What is the count of lines that hold the word "Average"? Give only the number.

**** Input rows ****

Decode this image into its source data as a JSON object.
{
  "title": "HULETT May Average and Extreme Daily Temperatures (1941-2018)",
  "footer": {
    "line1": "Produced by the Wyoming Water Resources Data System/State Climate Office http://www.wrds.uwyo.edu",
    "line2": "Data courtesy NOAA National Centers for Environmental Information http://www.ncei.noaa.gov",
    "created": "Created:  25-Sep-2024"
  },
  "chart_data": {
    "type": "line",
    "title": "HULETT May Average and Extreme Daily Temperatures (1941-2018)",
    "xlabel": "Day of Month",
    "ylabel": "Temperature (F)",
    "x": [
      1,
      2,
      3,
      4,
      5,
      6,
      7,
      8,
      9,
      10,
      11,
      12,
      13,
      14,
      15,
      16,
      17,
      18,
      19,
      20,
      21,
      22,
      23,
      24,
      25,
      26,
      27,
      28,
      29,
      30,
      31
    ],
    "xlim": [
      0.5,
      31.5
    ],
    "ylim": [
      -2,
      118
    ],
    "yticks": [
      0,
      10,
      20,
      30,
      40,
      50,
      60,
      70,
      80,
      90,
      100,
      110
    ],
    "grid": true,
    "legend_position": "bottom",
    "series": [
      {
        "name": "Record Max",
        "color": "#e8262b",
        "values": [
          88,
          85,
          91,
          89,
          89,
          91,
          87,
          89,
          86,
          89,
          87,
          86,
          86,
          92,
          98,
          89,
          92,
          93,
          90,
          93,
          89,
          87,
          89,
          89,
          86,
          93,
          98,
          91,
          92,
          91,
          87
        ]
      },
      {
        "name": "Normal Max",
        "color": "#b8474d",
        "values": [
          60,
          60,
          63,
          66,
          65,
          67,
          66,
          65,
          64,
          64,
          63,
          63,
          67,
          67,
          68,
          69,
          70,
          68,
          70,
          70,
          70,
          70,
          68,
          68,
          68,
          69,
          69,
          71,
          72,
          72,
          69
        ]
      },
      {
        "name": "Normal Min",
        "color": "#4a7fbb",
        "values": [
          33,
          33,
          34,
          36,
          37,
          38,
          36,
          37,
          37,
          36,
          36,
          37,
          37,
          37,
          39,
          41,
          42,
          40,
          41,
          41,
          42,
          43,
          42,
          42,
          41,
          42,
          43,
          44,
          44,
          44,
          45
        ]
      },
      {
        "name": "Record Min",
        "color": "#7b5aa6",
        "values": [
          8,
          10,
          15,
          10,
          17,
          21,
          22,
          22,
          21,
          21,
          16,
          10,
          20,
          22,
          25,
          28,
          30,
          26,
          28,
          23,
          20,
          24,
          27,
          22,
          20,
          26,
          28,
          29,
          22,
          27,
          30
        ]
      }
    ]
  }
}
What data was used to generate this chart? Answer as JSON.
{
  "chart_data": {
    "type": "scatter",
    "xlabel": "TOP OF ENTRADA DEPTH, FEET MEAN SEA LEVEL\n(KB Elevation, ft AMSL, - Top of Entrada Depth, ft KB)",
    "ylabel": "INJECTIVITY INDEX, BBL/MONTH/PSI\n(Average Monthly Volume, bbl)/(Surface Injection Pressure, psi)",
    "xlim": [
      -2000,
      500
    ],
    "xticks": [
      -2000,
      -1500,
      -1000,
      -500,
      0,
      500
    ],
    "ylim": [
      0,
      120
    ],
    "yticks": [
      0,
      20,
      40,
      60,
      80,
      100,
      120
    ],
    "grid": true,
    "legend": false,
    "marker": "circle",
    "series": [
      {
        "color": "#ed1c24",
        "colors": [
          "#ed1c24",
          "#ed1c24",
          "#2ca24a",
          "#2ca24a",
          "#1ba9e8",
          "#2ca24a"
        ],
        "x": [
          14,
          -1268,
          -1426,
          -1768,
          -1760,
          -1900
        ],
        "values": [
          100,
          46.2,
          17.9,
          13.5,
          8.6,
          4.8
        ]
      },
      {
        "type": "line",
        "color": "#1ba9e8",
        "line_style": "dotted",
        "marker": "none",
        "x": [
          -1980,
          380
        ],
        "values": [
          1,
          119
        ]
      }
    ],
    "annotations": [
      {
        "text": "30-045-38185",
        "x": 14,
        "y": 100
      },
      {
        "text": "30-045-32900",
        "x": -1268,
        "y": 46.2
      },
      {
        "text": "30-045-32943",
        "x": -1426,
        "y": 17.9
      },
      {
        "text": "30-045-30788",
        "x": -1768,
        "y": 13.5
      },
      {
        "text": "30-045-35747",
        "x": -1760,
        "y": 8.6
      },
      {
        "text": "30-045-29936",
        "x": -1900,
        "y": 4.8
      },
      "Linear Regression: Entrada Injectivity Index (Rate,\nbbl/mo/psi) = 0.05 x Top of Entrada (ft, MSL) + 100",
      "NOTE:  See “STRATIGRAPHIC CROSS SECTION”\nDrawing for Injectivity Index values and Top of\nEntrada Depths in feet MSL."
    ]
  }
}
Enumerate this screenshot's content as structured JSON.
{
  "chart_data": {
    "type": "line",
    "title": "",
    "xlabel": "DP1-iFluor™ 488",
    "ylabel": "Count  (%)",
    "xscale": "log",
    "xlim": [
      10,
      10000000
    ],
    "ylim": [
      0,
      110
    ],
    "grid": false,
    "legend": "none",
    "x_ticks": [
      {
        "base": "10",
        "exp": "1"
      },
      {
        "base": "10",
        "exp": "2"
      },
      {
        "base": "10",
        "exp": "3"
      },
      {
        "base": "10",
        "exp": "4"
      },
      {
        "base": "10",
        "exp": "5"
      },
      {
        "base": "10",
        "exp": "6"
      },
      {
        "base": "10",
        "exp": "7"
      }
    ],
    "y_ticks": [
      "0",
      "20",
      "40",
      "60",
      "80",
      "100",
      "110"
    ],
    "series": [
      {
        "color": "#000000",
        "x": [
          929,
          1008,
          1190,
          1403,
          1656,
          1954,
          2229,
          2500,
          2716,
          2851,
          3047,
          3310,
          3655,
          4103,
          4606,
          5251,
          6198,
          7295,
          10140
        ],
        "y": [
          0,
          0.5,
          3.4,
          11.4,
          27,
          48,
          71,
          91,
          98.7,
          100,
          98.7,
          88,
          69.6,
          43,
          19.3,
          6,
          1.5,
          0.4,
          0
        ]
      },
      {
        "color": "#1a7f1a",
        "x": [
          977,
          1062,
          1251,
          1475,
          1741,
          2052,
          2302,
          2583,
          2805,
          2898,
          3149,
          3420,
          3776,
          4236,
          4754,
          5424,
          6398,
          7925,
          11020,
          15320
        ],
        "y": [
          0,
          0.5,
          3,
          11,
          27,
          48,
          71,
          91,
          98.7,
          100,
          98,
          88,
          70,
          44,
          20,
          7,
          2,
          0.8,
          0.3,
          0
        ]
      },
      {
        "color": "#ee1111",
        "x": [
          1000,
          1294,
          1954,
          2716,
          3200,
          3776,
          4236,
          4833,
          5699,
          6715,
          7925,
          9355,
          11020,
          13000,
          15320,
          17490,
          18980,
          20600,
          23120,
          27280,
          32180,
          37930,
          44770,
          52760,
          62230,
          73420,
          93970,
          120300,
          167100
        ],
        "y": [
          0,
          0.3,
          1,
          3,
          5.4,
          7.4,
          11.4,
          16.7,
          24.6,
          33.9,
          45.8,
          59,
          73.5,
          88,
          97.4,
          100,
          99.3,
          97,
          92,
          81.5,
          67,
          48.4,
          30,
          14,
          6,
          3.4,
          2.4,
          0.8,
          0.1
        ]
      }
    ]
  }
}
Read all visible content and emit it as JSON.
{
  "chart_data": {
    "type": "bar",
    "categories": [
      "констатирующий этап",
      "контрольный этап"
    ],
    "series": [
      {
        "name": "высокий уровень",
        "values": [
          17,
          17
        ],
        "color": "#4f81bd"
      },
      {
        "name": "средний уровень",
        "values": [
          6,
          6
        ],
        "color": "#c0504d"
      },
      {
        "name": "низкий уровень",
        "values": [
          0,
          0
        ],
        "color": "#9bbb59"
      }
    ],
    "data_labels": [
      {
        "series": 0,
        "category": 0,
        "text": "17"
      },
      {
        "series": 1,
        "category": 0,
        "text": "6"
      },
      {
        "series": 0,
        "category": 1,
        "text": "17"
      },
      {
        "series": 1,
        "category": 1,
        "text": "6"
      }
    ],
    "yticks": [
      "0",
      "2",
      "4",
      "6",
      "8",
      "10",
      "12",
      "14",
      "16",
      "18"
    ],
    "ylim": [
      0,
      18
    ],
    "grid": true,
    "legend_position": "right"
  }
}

****

Task solution | 3